## Begin MATERIAL TO PROCESS

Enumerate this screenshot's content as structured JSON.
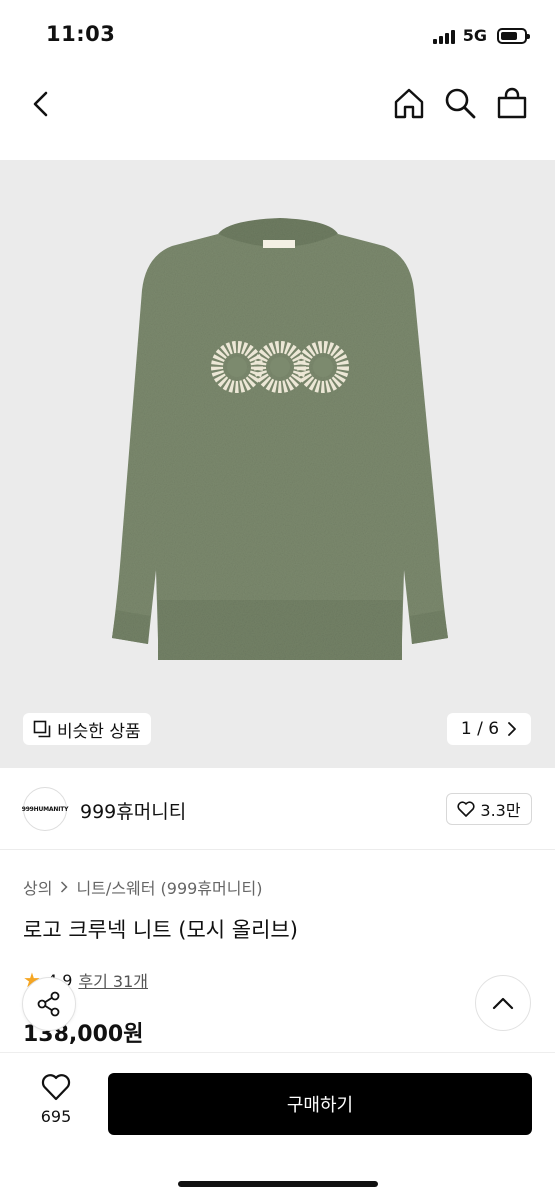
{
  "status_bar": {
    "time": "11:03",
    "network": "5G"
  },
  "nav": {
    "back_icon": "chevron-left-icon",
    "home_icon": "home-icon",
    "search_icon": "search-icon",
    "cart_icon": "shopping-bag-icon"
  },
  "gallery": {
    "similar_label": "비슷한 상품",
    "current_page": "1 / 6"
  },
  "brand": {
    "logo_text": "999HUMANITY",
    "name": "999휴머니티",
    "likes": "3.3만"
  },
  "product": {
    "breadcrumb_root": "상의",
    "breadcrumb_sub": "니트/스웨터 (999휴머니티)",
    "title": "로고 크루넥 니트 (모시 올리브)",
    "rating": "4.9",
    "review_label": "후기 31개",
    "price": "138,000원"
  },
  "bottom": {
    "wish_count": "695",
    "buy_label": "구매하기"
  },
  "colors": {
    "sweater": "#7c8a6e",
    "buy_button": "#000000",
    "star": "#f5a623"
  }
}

## End MATERIAL TO PROCESS
## Begin MATERIAL TO PROCESS

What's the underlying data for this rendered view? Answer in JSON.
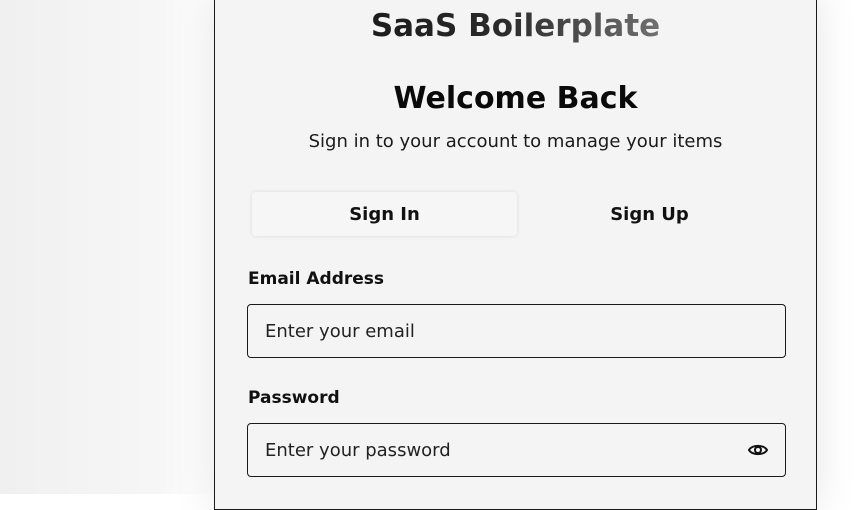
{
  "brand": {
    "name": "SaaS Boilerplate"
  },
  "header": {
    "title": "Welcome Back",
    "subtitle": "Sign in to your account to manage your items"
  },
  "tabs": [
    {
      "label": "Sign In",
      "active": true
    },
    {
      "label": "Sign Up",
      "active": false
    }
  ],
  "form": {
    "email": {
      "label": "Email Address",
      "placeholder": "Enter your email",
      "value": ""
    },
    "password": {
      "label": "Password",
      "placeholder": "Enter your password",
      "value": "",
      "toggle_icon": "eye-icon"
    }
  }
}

## End MATERIAL TO PROCESS

**TASK**
Show every line from the entries above in which "your" appears.

**FULL ANSWER**
    "subtitle": "Sign in to your account to manage your items"
      "placeholder": "Enter your email",
      "placeholder": "Enter your password",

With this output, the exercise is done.